Transcribe the records below exactly as they appear.

-- BEGIN Information shown --

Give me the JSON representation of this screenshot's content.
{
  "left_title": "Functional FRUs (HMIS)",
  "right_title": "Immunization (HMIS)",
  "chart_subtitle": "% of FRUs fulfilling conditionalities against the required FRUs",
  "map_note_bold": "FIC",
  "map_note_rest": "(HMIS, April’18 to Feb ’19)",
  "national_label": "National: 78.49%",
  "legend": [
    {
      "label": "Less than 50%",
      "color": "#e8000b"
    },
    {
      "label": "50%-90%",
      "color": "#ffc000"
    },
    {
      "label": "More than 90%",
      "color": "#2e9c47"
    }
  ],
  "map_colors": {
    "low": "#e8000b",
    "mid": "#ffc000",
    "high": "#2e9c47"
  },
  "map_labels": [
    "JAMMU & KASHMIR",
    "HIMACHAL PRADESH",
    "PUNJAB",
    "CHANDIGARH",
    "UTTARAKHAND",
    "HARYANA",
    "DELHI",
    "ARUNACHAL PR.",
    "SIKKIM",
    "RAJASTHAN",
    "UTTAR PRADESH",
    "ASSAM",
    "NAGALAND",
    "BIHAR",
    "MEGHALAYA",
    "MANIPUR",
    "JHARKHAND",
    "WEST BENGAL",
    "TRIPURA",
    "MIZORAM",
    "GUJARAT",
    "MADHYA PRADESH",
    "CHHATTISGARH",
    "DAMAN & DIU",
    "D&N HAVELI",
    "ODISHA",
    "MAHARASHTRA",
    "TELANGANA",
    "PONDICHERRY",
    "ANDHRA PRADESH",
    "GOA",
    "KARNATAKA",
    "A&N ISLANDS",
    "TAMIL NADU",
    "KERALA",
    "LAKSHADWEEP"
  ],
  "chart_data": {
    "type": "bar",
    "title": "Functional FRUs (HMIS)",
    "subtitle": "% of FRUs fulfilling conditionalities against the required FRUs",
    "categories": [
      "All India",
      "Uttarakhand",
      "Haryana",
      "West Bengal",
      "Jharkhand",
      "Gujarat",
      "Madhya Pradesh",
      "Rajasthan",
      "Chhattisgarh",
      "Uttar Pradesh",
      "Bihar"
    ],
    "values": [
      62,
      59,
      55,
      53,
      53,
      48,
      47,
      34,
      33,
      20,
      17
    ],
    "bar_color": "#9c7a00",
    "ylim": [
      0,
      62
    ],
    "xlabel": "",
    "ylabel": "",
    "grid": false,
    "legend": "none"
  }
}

-- END Information shown --

Final result:
Give me the JSON representation of this screenshot's content.
{
  "left_title": "Functional FRUs (HMIS)",
  "right_title": "Immunization (HMIS)",
  "chart_subtitle": "% of FRUs fulfilling conditionalities against the required FRUs",
  "map_note_bold": "FIC",
  "map_note_rest": "(HMIS, April’18 to Feb ’19)",
  "national_label": "National: 78.49%",
  "legend": [
    {
      "label": "Less than 50%",
      "color": "#e8000b"
    },
    {
      "label": "50%-90%",
      "color": "#ffc000"
    },
    {
      "label": "More than 90%",
      "color": "#2e9c47"
    }
  ],
  "map_colors": {
    "low": "#e8000b",
    "mid": "#ffc000",
    "high": "#2e9c47"
  },
  "map_labels": [
    "JAMMU & KASHMIR",
    "HIMACHAL PRADESH",
    "PUNJAB",
    "CHANDIGARH",
    "UTTARAKHAND",
    "HARYANA",
    "DELHI",
    "ARUNACHAL PR.",
    "SIKKIM",
    "RAJASTHAN",
    "UTTAR PRADESH",
    "ASSAM",
    "NAGALAND",
    "BIHAR",
    "MEGHALAYA",
    "MANIPUR",
    "JHARKHAND",
    "WEST BENGAL",
    "TRIPURA",
    "MIZORAM",
    "GUJARAT",
    "MADHYA PRADESH",
    "CHHATTISGARH",
    "DAMAN & DIU",
    "D&N HAVELI",
    "ODISHA",
    "MAHARASHTRA",
    "TELANGANA",
    "PONDICHERRY",
    "ANDHRA PRADESH",
    "GOA",
    "KARNATAKA",
    "A&N ISLANDS",
    "TAMIL NADU",
    "KERALA",
    "LAKSHADWEEP"
  ],
  "chart_data": {
    "type": "bar",
    "title": "Functional FRUs (HMIS)",
    "subtitle": "% of FRUs fulfilling conditionalities against the required FRUs",
    "categories": [
      "All India",
      "Uttarakhand",
      "Haryana",
      "West Bengal",
      "Jharkhand",
      "Gujarat",
      "Madhya Pradesh",
      "Rajasthan",
      "Chhattisgarh",
      "Uttar Pradesh",
      "Bihar"
    ],
    "values": [
      62,
      59,
      55,
      53,
      53,
      48,
      47,
      34,
      33,
      20,
      17
    ],
    "bar_color": "#9c7a00",
    "ylim": [
      0,
      62
    ],
    "xlabel": "",
    "ylabel": "",
    "grid": false,
    "legend": "none"
  }
}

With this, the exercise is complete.